■ Dataset records
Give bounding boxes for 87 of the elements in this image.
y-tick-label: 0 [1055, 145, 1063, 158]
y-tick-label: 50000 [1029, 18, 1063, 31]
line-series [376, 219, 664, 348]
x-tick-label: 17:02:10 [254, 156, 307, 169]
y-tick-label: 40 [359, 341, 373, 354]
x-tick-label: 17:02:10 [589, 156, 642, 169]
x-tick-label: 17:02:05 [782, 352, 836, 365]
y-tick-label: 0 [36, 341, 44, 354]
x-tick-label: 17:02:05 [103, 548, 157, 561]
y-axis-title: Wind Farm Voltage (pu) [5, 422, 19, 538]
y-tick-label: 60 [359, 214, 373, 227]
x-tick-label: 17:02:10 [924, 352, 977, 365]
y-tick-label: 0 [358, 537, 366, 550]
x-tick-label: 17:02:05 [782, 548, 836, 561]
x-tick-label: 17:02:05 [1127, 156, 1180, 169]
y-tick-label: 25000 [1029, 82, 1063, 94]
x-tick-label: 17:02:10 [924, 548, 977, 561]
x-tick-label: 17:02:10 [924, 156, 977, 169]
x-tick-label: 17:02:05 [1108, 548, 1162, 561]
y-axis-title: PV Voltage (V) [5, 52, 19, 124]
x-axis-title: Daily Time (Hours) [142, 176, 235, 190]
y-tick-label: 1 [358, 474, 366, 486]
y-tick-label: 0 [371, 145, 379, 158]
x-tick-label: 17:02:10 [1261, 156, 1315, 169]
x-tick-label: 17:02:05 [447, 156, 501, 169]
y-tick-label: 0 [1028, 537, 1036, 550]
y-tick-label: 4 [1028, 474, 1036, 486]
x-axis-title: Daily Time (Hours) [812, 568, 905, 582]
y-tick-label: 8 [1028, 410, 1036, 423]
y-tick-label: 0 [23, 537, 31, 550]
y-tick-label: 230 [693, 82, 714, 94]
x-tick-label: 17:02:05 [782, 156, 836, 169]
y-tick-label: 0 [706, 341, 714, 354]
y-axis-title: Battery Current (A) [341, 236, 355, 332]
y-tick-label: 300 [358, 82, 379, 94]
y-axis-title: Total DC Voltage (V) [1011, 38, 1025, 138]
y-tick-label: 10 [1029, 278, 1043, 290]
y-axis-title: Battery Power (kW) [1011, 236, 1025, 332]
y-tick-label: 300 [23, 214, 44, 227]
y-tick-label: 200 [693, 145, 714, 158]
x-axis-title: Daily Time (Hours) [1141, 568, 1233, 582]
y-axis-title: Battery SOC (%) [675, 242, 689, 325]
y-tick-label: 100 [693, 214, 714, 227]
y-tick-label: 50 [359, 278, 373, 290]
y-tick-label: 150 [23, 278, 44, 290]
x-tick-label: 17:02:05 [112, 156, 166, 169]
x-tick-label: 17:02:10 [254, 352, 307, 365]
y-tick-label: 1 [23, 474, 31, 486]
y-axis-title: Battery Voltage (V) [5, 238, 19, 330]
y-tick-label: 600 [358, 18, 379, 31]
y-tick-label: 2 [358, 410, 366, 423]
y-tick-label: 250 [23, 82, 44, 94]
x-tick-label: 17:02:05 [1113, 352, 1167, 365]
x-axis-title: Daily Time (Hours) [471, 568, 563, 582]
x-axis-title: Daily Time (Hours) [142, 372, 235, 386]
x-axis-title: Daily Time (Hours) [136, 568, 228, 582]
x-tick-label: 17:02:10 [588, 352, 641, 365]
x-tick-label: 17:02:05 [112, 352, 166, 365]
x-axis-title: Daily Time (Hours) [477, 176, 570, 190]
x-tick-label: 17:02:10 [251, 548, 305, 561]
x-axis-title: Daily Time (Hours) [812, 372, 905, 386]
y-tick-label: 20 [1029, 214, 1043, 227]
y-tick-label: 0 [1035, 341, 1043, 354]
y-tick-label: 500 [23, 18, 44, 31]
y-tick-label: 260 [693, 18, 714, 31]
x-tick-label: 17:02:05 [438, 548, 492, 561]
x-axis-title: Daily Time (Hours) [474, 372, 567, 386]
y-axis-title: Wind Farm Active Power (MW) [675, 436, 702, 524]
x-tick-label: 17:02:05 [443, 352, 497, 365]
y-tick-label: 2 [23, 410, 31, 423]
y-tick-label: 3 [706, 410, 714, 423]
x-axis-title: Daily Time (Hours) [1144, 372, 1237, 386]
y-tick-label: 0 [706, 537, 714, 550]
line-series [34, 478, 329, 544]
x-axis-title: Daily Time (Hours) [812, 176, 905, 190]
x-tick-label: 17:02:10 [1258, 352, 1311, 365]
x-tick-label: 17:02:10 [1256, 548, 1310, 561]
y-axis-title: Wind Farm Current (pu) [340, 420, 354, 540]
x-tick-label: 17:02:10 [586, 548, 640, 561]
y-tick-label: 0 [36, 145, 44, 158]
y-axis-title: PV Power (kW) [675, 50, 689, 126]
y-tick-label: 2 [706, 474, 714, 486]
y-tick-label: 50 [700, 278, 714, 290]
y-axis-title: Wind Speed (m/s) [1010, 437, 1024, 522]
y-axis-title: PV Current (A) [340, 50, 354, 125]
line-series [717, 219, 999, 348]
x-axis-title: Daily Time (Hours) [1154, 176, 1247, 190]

■ Short task
Write out the material above without changes, from its first line through the line that contains "x-tick-label: 17:02:05 [782, 548, 836, 561]".

■ Right answer
Give bounding boxes for 87 of the elements in this image.
y-tick-label: 0 [1055, 145, 1063, 158]
y-tick-label: 50000 [1029, 18, 1063, 31]
line-series [376, 219, 664, 348]
x-tick-label: 17:02:10 [254, 156, 307, 169]
y-tick-label: 40 [359, 341, 373, 354]
x-tick-label: 17:02:10 [589, 156, 642, 169]
x-tick-label: 17:02:05 [782, 352, 836, 365]
y-tick-label: 0 [36, 341, 44, 354]
x-tick-label: 17:02:05 [103, 548, 157, 561]
y-axis-title: Wind Farm Voltage (pu) [5, 422, 19, 538]
y-tick-label: 60 [359, 214, 373, 227]
x-tick-label: 17:02:10 [924, 352, 977, 365]
y-tick-label: 0 [358, 537, 366, 550]
x-tick-label: 17:02:05 [782, 548, 836, 561]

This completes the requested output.